===== SOURCE RECORDS

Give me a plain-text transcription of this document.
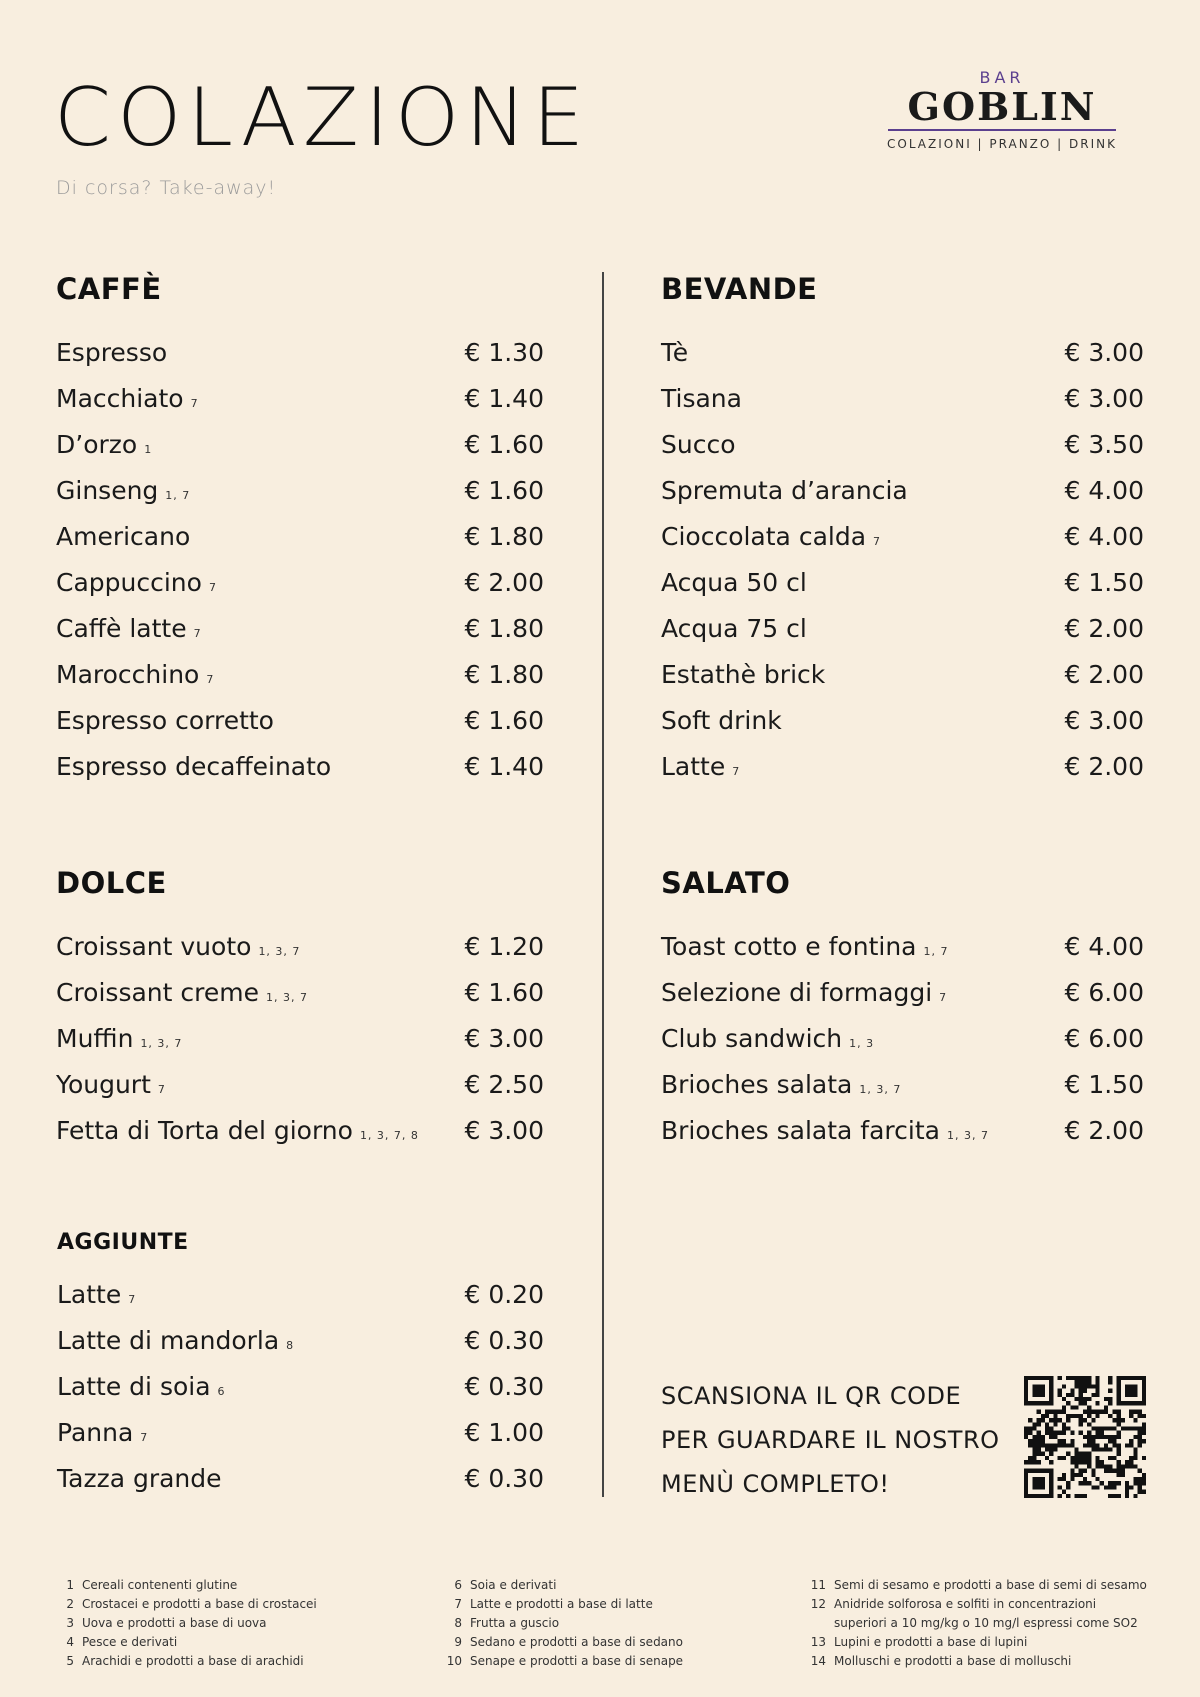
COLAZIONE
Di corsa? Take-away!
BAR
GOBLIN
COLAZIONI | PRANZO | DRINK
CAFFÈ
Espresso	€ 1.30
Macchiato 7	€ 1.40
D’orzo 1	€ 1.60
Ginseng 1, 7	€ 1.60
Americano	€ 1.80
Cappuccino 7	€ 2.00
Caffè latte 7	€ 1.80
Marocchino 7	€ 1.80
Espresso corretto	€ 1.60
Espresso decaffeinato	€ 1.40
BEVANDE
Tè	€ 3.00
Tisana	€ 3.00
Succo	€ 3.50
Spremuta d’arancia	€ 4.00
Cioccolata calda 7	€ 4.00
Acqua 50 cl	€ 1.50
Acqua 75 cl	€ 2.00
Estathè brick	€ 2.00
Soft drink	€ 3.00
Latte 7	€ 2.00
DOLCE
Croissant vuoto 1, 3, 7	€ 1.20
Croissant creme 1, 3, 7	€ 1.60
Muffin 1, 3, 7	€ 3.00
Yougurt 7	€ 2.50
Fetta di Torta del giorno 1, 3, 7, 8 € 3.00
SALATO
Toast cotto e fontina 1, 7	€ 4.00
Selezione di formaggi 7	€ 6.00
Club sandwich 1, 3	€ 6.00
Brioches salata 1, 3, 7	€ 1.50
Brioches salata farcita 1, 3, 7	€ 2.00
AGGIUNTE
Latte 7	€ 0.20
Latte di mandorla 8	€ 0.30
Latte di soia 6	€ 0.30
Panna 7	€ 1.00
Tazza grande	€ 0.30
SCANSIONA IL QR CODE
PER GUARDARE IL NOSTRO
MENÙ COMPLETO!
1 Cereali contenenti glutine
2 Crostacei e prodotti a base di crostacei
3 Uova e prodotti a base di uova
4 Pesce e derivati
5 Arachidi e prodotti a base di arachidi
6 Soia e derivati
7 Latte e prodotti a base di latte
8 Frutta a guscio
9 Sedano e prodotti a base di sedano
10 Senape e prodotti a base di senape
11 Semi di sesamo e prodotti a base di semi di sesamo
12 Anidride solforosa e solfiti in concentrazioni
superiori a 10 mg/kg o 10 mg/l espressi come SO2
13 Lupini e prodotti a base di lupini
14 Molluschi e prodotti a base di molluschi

==========

Pull every line containing "Espresso" from the material above.

Espresso	€ 1.30
Espresso corretto	€ 1.60
Espresso decaffeinato	€ 1.40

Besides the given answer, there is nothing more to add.